One of the lesser-known Cycladic islands, what Serifos lacks in terms of cosmopolitan night-life it more than makes up for with its natural and scenic beauty. Boasting no fewer than seventy-two beaches, a  number of mountain ravines, caves  and  15 ''official'' walking trails it is undoubtedly an attractive destination.

There are various versions as to the origin of its name ranging from that of a herb called 'serfi', a small winged insect, 'serphos', a sea-cicada, 'seriphos', or, and more probably, from 'sterphos' and 'steriphos' - meaning 'infertile'. True enough like most of the other Cyclades there is little greenery, but water is never in short supply.

There is no airport on the island so arrival is necessarily by sea - around five hours by boat or two to two and a half hours by high speed ferry, the latter only during the high season.

Arrival is at the port of Livadi, which comes to life in the evening as the tavernas, cafés and bars that line the seafront fill up and often overspill into the street. The port is flanked by two beaches - 'Avlemonas' to the west and a more striking, and organised one, 'Livadakia'  

to the east, with its sparkling sands, tamarisks and palm trees for shade, café bar and taverna. At the far end there is an organised campsite and, close by, water-sports. 

Do not hesitate however to go a little further afield to discover more of the multitude of beaches that Serifos boasts, many with fine golden sand and crystal-clear waters including the noteworthy Psili Ammos,

Vagia, Ganema, Koutalas , Platys gialos, Agios Sostis

and the more isolated, yet still accessible by road, Sikamia, 

to name just few. A good many others may be reached either by footpath or boat, offering a mixture of sand, pebbles or rock, such as Kalo Ambeli and Lia.

= Given task =
Edit the passage on Serifos by reproducing the part that opens with the words containing "There is no" and closes with "close by, water-sports.", replacing "high season" with "peak season". The data after this point are separate material, unrelated to the passage on Serifos.

= Recorded data =
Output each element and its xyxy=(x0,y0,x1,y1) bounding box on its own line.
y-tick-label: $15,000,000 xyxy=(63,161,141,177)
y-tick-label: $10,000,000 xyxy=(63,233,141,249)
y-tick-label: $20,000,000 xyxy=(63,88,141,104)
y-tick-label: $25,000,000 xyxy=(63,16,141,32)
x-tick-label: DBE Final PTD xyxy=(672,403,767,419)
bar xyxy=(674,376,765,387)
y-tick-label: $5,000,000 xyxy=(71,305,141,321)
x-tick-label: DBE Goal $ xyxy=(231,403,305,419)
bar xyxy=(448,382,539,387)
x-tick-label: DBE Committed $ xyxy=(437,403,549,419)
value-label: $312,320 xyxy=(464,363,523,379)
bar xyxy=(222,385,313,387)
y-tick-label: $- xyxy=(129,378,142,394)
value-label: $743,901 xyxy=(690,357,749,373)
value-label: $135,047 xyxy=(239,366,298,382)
...
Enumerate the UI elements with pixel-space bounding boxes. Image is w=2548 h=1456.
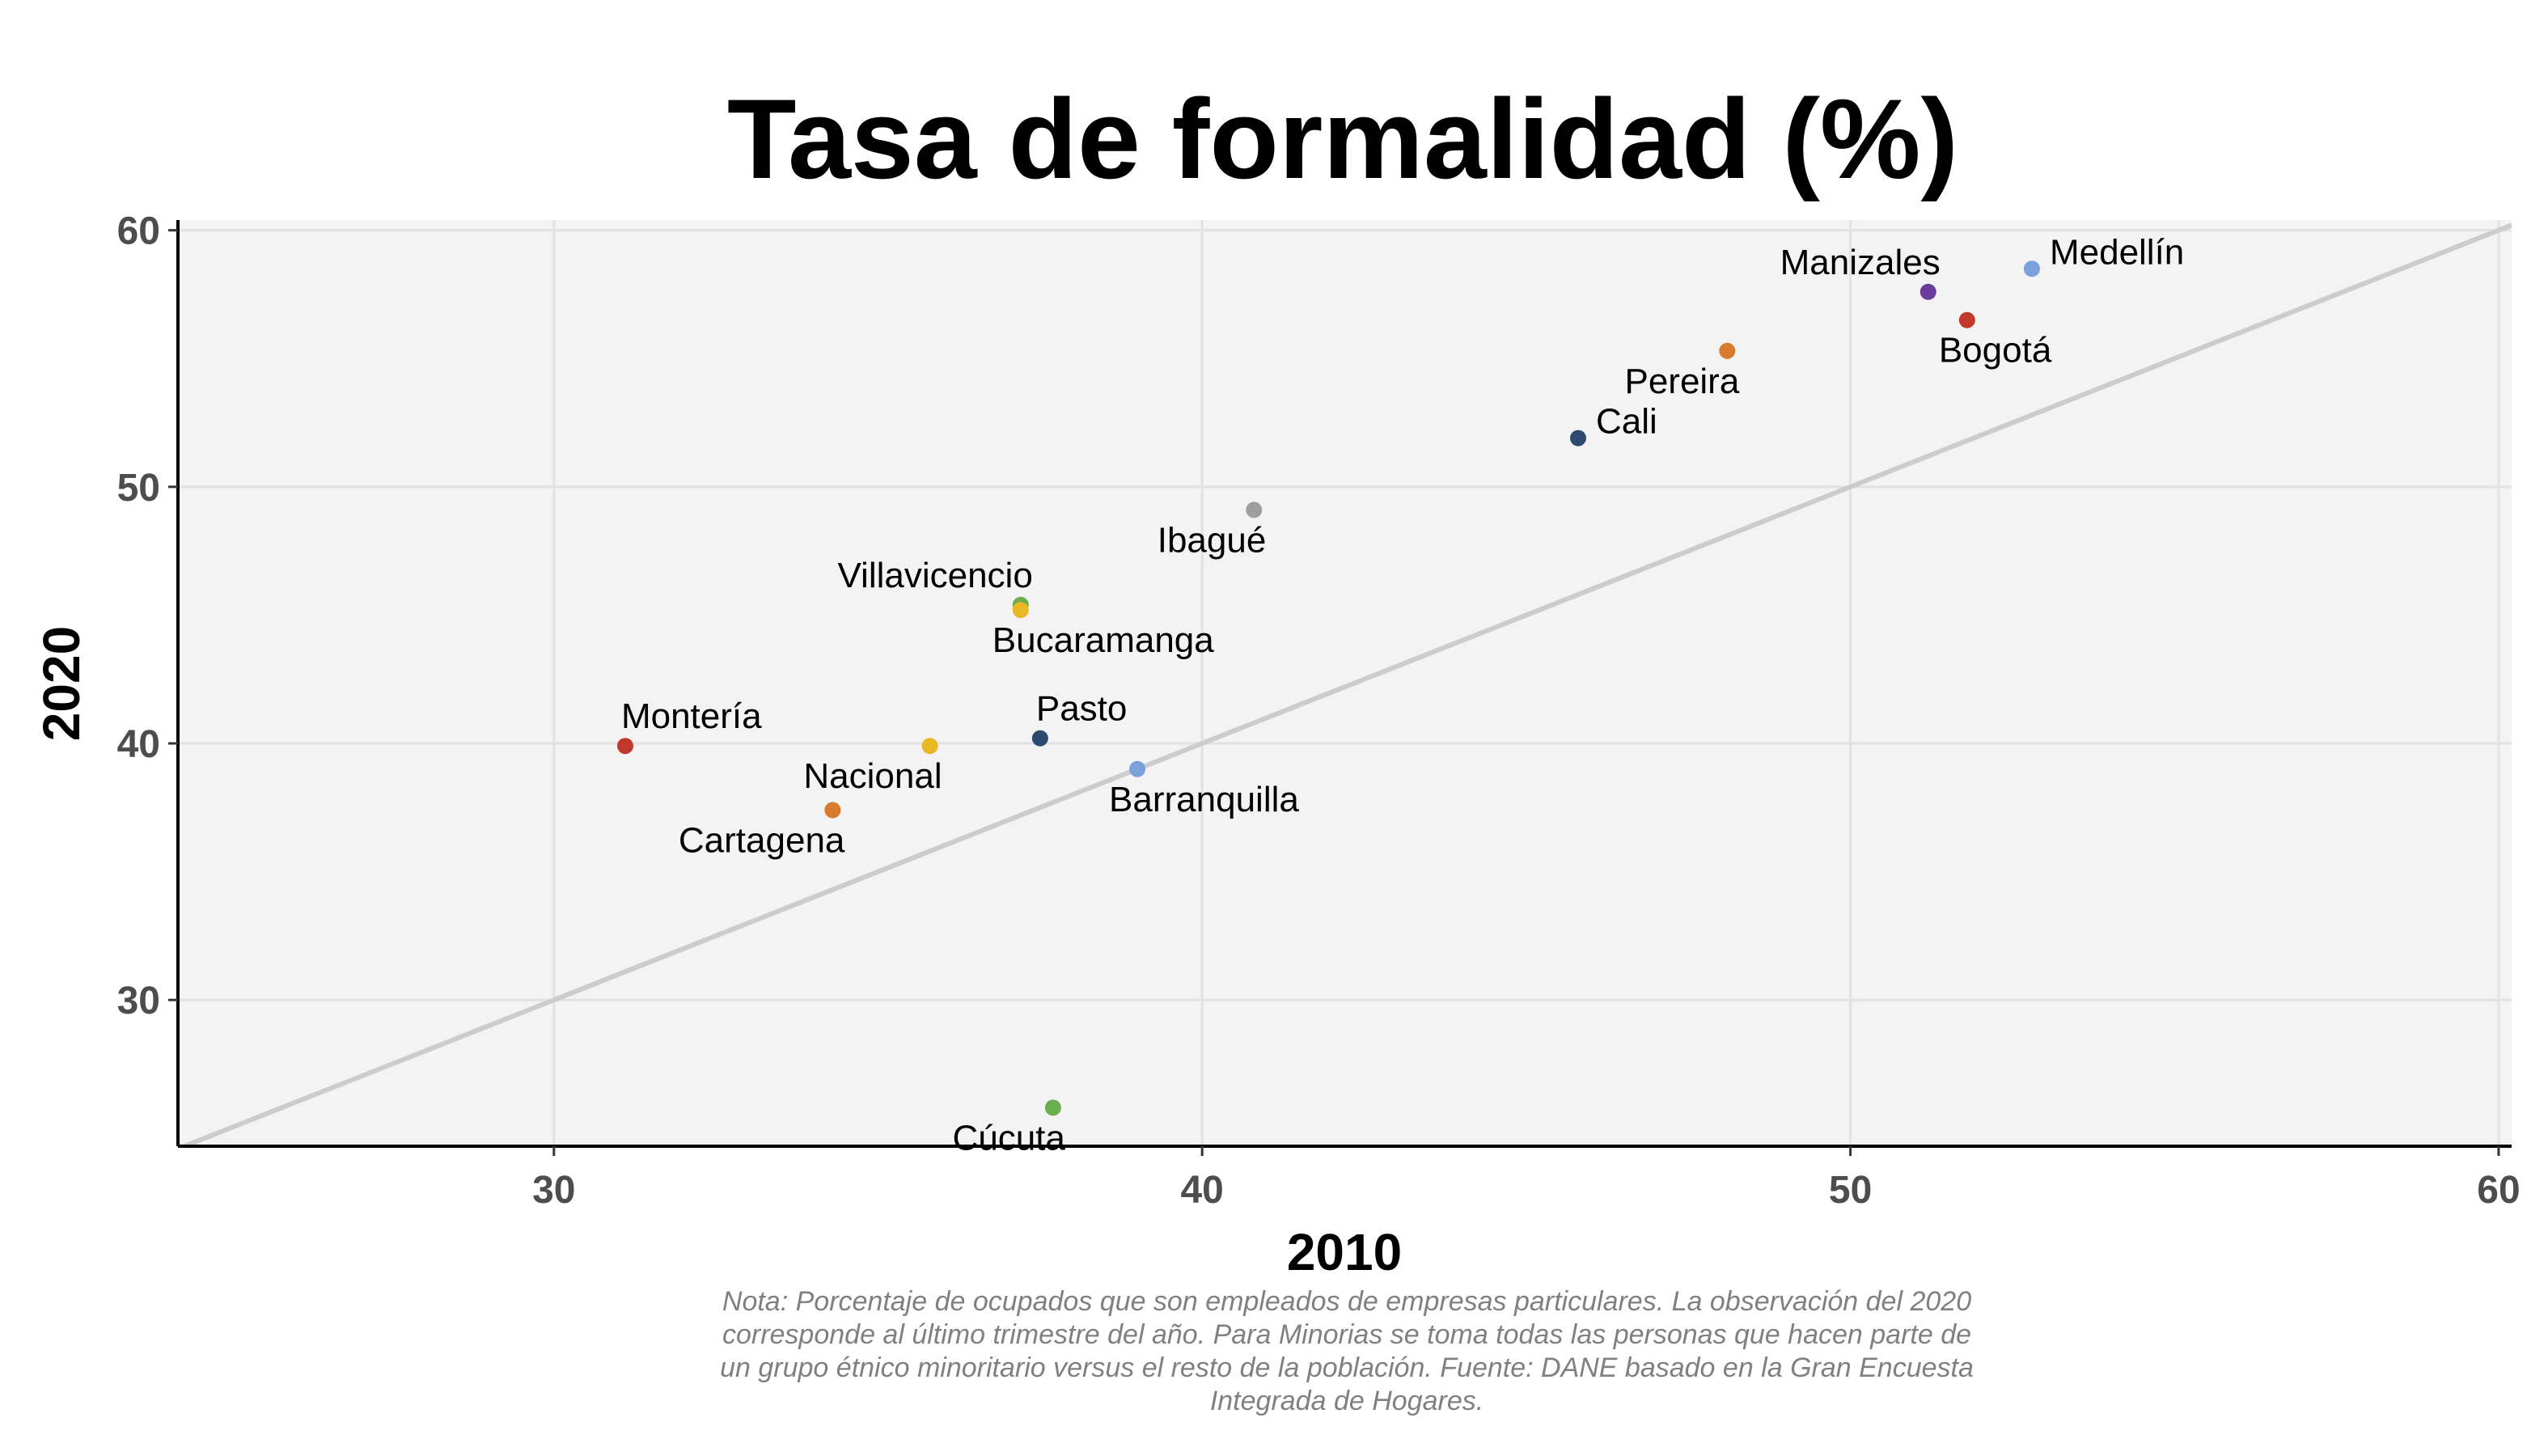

= Final answer =
There is no airport on the island so arrival is necessarily by sea - around five hours by boat or two to two and a half hours by high speed ferry, the latter only during the peak season.

Arrival is at the port of Livadi, which comes to life in the evening as the tavernas, cafés and bars that line the seafront fill up and often overspill into the street. The port is flanked by two beaches - 'Avlemonas' to the west and a more striking, and organised one, 'Livadakia'  

to the east, with its sparkling sands, tamarisks and palm trees for shade, café bar and taverna. At the far end there is an organised campsite and, close by, water-sports.